Your task is to reproduce the entries below word for word.

--

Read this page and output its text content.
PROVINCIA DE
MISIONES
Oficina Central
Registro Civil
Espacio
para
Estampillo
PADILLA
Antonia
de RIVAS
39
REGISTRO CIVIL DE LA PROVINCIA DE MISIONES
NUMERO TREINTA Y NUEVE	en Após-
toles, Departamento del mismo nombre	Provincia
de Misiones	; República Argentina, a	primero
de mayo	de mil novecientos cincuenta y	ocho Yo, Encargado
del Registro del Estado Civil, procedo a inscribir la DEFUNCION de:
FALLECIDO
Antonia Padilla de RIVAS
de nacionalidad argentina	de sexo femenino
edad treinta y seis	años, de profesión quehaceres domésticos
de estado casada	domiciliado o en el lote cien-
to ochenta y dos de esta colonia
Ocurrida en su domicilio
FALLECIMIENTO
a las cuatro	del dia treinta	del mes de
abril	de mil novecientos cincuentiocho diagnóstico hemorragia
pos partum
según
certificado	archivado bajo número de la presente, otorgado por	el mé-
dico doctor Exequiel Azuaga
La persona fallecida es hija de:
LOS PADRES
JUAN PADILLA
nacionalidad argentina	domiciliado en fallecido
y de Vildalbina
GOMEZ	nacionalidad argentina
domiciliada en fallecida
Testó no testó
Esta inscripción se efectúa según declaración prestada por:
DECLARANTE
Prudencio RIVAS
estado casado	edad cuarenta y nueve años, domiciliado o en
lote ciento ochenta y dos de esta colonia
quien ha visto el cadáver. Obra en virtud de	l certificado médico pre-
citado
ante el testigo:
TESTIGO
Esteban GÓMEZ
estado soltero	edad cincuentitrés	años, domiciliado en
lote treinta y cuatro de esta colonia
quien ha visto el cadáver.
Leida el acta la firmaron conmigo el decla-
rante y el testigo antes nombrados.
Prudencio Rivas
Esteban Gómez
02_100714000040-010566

--

Correct output:
Read this page and output its text content.
PROVINCIA DE
MISIONES
Oficina Central
Registro Civil
Espacio
para
Estampillo
PADILLA
Antonia
de RIVAS
39
REGISTRO CIVIL DE LA PROVINCIA DE MISIONES
NUMERO TREINTA Y NUEVE	en Após-
toles, Departamento del mismo nombre	Provincia
de Misiones	; República Argentina, a	primero
de mayo	de mil novecientos cincuenta y	ocho Yo, Encargado
del Registro del Estado Civil, procedo a inscribir la DEFUNCION de:
FALLECIDO
Antonia Padilla de RIVAS
de nacionalidad argentina	de sexo femenino
edad treinta y seis	años, de profesión quehaceres domésticos
de estado casada	domiciliado o en el lote cien-
to ochenta y dos de esta colonia
Ocurrida en su domicilio
FALLECIMIENTO
a las cuatro	del dia treinta	del mes de
abril	de mil novecientos cincuentiocho diagnóstico hemorragia
pos partum
según
certificado	archivado bajo número de la presente, otorgado por	el mé-
dico doctor Exequiel Azuaga
La persona fallecida es hija de:
LOS PADRES
JUAN PADILLA
nacionalidad argentina	domiciliado en fallecido
y de Vildalbina
GOMEZ	nacionalidad argentina
domiciliada en fallecida
Testó no testó
Esta inscripción se efectúa según declaración prestada por:
DECLARANTE
Prudencio RIVAS
estado casado	edad cuarenta y nueve años, domiciliado o en
lote ciento ochenta y dos de esta colonia
quien ha visto el cadáver. Obra en virtud de	l certificado médico pre-
citado
ante el testigo:
TESTIGO
Esteban GÓMEZ
estado soltero	edad cincuentitrés	años, domiciliado en
lote treinta y cuatro de esta colonia
quien ha visto el cadáver.
Leida el acta la firmaron conmigo el decla-
rante y el testigo antes nombrados.
Prudencio Rivas
Esteban Gómez
02_100714000040-010566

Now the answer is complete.